Stated task:
Reproduce the material word for word, from its first line through the line containing "heat-cell: 15 — [668, 617, 840, 649]", including both of those lines.

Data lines
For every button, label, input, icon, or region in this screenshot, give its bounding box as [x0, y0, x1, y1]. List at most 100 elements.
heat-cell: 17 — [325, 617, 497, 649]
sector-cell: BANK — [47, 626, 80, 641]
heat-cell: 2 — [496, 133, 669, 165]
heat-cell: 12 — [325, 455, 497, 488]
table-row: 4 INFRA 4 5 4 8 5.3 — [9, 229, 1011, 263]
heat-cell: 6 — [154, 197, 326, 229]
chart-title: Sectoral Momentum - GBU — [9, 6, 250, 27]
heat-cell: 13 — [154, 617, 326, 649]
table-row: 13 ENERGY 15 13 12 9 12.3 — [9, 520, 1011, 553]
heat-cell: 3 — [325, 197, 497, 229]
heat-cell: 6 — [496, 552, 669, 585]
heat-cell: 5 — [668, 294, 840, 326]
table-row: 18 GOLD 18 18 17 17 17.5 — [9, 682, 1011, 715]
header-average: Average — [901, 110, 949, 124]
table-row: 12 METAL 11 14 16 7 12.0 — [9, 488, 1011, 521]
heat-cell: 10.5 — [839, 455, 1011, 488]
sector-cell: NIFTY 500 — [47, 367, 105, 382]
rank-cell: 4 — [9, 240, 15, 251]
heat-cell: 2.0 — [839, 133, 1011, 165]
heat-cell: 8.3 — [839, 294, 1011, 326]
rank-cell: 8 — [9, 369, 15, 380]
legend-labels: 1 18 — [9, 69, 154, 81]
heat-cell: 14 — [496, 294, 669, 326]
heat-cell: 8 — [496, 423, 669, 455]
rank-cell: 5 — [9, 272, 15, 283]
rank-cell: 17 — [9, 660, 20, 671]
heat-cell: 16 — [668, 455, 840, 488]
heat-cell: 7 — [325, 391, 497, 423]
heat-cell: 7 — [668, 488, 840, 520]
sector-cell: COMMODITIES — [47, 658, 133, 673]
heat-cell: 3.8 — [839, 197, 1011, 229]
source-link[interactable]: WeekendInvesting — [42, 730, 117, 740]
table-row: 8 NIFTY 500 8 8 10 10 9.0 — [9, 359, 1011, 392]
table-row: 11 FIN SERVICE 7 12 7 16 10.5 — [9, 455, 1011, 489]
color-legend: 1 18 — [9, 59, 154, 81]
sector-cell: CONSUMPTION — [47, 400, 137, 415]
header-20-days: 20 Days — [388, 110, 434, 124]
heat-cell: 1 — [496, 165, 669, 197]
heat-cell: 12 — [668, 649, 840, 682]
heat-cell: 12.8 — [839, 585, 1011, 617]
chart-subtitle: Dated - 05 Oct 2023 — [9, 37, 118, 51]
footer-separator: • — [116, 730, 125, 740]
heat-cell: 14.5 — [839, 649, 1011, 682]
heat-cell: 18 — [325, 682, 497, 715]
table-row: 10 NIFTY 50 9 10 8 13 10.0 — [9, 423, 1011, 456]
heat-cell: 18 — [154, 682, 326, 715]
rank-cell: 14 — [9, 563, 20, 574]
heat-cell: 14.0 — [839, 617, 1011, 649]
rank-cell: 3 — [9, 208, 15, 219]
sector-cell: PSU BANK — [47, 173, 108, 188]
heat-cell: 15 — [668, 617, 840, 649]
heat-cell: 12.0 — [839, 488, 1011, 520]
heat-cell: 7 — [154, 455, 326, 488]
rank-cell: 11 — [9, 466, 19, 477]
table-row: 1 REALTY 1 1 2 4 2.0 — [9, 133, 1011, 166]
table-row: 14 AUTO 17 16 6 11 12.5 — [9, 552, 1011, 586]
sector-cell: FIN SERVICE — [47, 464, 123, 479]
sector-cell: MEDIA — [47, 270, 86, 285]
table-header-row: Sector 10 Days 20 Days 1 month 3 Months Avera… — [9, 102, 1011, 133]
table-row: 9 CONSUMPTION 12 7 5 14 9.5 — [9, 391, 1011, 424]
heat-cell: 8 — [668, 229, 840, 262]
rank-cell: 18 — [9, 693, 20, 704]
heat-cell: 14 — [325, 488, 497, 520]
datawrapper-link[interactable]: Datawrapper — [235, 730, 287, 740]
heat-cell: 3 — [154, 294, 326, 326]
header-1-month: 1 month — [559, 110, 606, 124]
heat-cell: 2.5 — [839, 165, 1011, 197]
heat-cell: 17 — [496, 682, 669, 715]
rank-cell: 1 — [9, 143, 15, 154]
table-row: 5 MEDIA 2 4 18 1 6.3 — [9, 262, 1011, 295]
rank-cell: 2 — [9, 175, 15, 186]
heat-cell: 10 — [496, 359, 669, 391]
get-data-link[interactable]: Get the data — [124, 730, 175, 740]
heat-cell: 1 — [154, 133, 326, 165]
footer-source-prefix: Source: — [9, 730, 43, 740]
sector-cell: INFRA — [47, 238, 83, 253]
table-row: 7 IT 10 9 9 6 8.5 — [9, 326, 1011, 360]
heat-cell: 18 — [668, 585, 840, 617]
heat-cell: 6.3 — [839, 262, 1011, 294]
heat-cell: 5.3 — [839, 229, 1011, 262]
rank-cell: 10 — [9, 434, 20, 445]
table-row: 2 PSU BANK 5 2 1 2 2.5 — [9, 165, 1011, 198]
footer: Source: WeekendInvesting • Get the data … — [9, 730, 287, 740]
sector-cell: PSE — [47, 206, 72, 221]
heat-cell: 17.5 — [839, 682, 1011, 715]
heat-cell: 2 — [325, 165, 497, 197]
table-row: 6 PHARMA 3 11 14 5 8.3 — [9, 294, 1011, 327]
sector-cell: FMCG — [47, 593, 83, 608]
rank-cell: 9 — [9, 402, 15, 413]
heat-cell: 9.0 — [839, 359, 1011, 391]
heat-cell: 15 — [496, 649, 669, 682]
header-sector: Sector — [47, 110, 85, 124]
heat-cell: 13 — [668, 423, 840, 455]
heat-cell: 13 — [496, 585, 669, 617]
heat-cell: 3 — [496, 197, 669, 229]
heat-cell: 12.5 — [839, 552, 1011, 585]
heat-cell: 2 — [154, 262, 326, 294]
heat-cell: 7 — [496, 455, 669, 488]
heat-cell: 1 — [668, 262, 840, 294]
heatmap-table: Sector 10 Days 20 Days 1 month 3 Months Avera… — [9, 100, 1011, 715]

Solution to the problem:
For every button, label, input, icon, or region in this screenshot, give its bounding box as [x0, y0, x1, y1]. List at most 100 elements.
heat-cell: 17 — [325, 617, 497, 649]
sector-cell: BANK — [47, 626, 80, 641]
heat-cell: 2 — [496, 133, 669, 165]
heat-cell: 12 — [325, 455, 497, 488]
table-row: 4 INFRA 4 5 4 8 5.3 — [9, 229, 1011, 263]
heat-cell: 6 — [154, 197, 326, 229]
chart-title: Sectoral Momentum - GBU — [9, 6, 250, 27]
heat-cell: 13 — [154, 617, 326, 649]
table-row: 13 ENERGY 15 13 12 9 12.3 — [9, 520, 1011, 553]
heat-cell: 3 — [325, 197, 497, 229]
heat-cell: 6 — [496, 552, 669, 585]
heat-cell: 5 — [668, 294, 840, 326]
table-row: 18 GOLD 18 18 17 17 17.5 — [9, 682, 1011, 715]
header-average: Average — [901, 110, 949, 124]
table-row: 12 METAL 11 14 16 7 12.0 — [9, 488, 1011, 521]
heat-cell: 10.5 — [839, 455, 1011, 488]
sector-cell: NIFTY 500 — [47, 367, 105, 382]
rank-cell: 4 — [9, 240, 15, 251]
heat-cell: 2.0 — [839, 133, 1011, 165]
heat-cell: 8.3 — [839, 294, 1011, 326]
rank-cell: 8 — [9, 369, 15, 380]
legend-labels: 1 18 — [9, 69, 154, 81]
heat-cell: 14 — [496, 294, 669, 326]
heat-cell: 8 — [496, 423, 669, 455]
rank-cell: 5 — [9, 272, 15, 283]
rank-cell: 17 — [9, 660, 20, 671]
heat-cell: 16 — [668, 455, 840, 488]
heat-cell: 7 — [325, 391, 497, 423]
heat-cell: 7 — [668, 488, 840, 520]
sector-cell: COMMODITIES — [47, 658, 133, 673]
heat-cell: 3.8 — [839, 197, 1011, 229]
source-link[interactable]: WeekendInvesting — [42, 730, 117, 740]
table-row: 8 NIFTY 500 8 8 10 10 9.0 — [9, 359, 1011, 392]
table-row: 11 FIN SERVICE 7 12 7 16 10.5 — [9, 455, 1011, 489]
color-legend: 1 18 — [9, 59, 154, 81]
sector-cell: CONSUMPTION — [47, 400, 137, 415]
header-20-days: 20 Days — [388, 110, 434, 124]
heat-cell: 1 — [496, 165, 669, 197]
heat-cell: 12 — [668, 649, 840, 682]
heat-cell: 12.8 — [839, 585, 1011, 617]
chart-subtitle: Dated - 05 Oct 2023 — [9, 37, 118, 51]
footer-separator: • — [116, 730, 125, 740]
heat-cell: 14.5 — [839, 649, 1011, 682]
heat-cell: 18 — [325, 682, 497, 715]
table-row: 10 NIFTY 50 9 10 8 13 10.0 — [9, 423, 1011, 456]
heat-cell: 18 — [154, 682, 326, 715]
rank-cell: 14 — [9, 563, 20, 574]
heat-cell: 14.0 — [839, 617, 1011, 649]
rank-cell: 3 — [9, 208, 15, 219]
sector-cell: PSU BANK — [47, 173, 108, 188]
heat-cell: 15 — [668, 617, 840, 649]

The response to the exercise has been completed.